## [The task]
Look over the lines below. Report each one that includes the string "type".

Items from a figure collection
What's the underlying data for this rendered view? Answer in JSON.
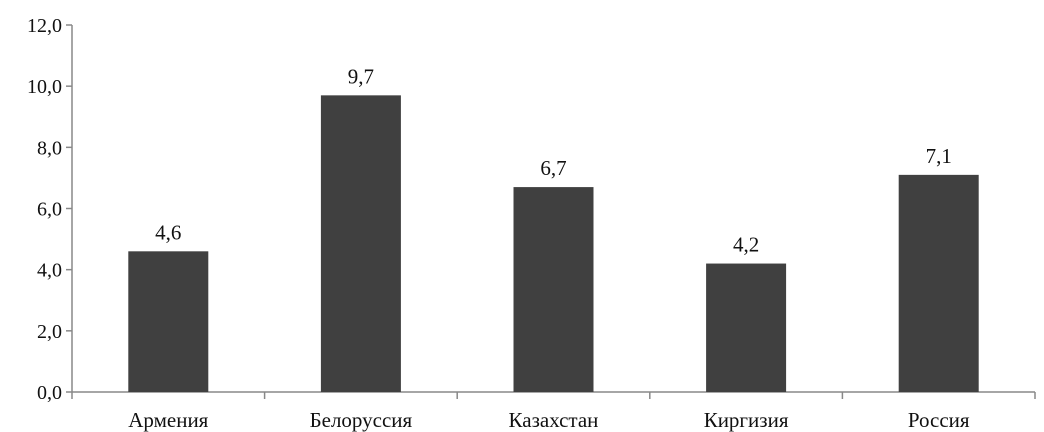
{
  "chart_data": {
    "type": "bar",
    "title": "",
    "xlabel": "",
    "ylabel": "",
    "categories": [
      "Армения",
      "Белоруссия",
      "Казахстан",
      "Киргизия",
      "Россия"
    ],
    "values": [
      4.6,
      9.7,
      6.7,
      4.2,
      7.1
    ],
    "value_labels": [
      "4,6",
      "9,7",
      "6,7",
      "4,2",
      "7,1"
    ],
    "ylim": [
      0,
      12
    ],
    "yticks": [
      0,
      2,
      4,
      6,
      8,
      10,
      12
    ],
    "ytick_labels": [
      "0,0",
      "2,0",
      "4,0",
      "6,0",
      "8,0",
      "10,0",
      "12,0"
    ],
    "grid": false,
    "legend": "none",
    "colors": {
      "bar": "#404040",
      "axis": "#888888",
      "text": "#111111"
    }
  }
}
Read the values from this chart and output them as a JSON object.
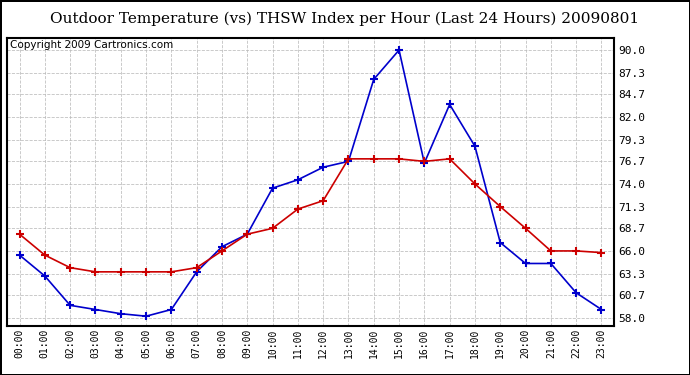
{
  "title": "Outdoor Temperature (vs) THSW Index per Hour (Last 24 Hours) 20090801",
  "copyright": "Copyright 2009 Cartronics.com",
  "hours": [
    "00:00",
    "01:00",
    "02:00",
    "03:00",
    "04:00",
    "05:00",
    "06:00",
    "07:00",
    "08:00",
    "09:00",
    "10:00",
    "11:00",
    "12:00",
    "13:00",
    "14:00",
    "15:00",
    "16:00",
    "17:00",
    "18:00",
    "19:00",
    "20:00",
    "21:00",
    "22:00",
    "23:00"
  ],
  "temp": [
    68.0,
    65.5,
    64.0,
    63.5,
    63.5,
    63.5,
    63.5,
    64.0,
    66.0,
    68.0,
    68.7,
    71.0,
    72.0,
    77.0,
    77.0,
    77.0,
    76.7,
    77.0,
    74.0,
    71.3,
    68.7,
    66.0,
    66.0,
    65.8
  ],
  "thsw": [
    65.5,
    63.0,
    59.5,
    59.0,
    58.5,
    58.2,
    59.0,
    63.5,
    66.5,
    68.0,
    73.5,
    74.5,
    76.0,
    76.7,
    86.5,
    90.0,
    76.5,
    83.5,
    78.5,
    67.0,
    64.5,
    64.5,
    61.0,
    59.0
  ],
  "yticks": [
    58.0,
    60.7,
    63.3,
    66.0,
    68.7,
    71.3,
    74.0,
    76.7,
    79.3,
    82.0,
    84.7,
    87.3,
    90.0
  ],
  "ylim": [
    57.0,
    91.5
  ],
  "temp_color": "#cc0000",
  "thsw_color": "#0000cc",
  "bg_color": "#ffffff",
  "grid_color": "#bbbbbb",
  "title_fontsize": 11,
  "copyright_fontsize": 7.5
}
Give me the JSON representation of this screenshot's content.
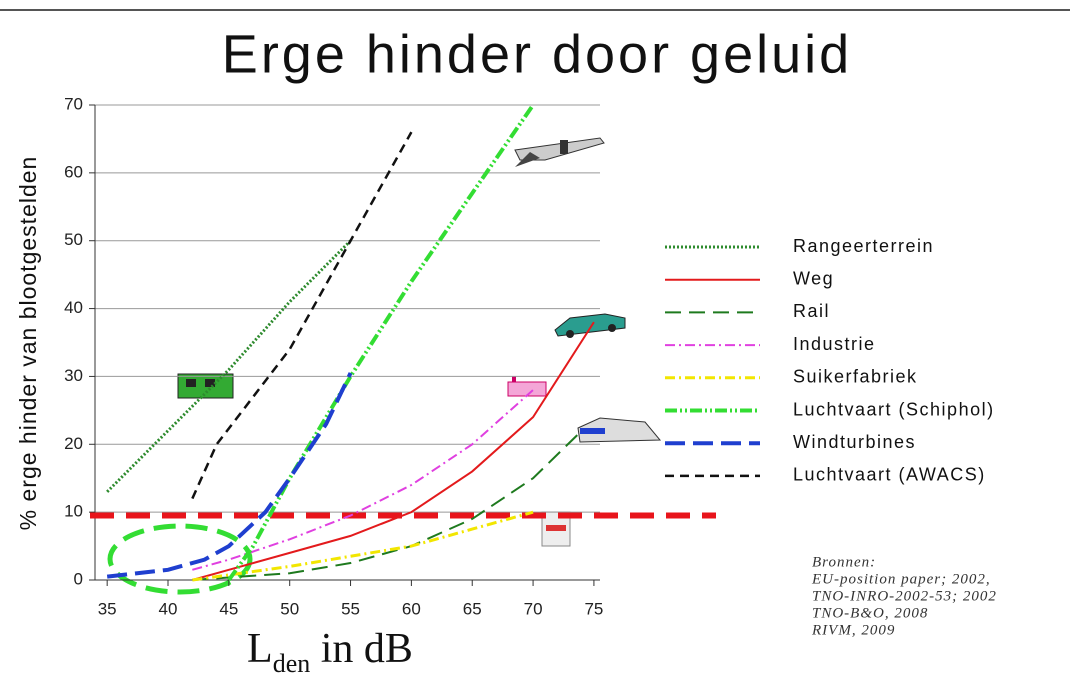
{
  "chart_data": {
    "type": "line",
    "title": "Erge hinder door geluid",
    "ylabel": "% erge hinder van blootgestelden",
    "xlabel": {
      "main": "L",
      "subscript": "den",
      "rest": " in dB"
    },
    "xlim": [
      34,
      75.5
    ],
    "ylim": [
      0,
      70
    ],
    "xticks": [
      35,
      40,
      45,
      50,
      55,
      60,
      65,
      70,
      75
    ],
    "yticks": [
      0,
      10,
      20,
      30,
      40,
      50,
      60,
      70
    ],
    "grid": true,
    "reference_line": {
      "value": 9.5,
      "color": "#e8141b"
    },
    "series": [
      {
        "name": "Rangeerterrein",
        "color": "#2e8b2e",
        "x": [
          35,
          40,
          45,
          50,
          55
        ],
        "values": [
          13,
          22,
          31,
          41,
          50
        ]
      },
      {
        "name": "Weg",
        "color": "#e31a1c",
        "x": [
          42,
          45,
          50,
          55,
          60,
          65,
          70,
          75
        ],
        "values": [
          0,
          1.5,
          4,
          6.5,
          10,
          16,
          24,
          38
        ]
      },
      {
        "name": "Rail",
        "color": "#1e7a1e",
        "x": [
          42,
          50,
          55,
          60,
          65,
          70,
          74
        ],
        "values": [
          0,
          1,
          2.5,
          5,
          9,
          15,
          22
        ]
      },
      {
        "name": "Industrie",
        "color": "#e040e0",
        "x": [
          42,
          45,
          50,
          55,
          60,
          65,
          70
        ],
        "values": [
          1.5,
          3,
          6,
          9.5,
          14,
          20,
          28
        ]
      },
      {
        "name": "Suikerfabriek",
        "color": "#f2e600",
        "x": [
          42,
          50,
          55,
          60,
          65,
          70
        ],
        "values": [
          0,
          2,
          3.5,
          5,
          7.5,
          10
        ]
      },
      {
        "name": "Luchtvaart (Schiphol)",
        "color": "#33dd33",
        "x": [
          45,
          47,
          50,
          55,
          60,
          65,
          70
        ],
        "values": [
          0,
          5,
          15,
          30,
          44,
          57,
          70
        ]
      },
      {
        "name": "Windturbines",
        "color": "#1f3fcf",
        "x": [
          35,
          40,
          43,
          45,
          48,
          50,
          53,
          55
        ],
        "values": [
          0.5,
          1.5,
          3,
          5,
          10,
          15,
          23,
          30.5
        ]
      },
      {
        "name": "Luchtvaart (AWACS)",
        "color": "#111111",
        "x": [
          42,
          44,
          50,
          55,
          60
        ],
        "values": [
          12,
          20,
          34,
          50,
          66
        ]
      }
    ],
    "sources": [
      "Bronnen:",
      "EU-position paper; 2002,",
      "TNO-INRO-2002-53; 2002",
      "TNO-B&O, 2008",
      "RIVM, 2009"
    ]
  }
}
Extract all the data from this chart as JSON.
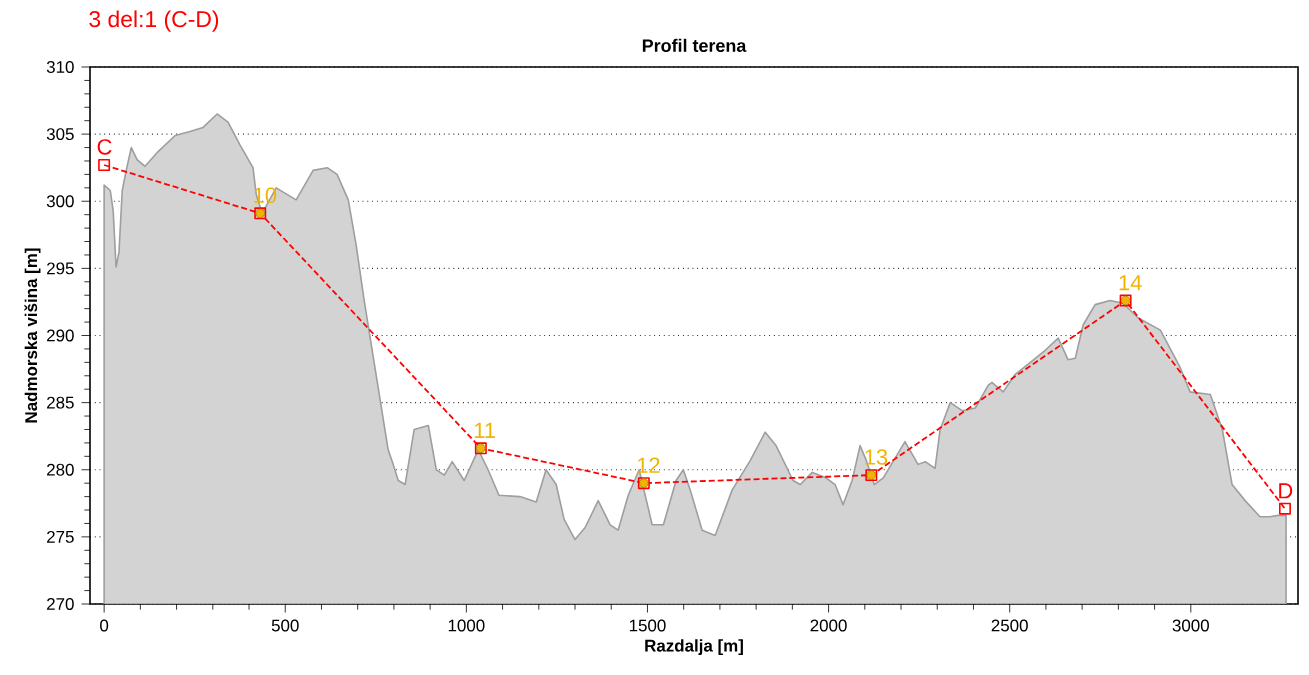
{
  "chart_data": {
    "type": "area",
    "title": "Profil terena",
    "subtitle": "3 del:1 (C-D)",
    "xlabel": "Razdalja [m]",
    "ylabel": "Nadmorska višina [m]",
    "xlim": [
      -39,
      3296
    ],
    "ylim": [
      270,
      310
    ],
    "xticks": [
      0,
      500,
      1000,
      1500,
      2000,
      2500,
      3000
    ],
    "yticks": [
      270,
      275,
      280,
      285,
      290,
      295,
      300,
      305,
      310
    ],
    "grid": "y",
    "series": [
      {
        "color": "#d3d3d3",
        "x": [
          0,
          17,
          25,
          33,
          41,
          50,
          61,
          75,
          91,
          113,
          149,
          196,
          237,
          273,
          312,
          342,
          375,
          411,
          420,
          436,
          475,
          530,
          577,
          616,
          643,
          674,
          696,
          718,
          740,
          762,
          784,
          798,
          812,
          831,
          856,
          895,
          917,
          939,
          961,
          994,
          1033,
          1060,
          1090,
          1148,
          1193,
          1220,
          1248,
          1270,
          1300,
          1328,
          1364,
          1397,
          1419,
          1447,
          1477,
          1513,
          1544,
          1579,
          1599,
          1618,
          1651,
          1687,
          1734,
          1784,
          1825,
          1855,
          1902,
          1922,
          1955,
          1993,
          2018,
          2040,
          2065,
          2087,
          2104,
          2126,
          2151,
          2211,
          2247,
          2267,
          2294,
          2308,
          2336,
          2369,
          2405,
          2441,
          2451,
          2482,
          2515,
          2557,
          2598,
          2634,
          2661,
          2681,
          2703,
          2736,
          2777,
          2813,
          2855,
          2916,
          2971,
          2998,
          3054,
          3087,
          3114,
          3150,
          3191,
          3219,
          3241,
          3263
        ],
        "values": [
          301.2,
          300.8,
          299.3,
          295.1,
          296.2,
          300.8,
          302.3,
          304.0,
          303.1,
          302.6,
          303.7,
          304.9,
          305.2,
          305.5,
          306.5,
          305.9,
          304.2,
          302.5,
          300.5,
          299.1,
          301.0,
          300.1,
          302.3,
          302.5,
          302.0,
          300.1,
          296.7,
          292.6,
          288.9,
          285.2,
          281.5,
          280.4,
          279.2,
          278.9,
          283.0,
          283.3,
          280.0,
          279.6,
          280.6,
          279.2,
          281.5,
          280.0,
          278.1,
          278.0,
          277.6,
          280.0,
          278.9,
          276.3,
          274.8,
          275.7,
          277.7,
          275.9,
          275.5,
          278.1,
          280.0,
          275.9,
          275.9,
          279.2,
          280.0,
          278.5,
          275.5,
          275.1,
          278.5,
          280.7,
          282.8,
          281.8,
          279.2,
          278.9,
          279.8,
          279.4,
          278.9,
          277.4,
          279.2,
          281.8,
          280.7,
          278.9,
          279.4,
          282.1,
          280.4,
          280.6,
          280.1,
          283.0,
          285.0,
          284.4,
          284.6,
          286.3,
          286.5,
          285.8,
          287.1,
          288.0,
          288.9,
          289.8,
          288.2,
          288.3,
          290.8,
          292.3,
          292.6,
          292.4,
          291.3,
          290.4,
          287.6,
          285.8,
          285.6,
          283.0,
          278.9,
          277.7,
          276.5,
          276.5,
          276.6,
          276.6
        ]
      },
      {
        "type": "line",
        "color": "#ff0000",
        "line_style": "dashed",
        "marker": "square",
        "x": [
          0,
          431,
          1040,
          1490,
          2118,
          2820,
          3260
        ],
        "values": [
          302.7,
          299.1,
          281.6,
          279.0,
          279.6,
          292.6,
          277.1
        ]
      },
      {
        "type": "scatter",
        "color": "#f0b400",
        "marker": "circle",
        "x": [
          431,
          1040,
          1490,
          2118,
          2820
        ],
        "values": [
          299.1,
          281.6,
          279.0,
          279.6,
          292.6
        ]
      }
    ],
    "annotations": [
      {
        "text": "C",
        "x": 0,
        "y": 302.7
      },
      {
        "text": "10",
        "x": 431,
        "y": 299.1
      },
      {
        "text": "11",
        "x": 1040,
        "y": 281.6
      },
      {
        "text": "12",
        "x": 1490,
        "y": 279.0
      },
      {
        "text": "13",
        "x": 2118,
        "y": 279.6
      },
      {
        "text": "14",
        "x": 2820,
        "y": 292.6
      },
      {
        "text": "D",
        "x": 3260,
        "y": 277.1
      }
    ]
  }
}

## [Reply to the exercise]
    "type": "bar",
    "type": "line",
    "type": "area",
        "type": "line",
        "type": "scatter",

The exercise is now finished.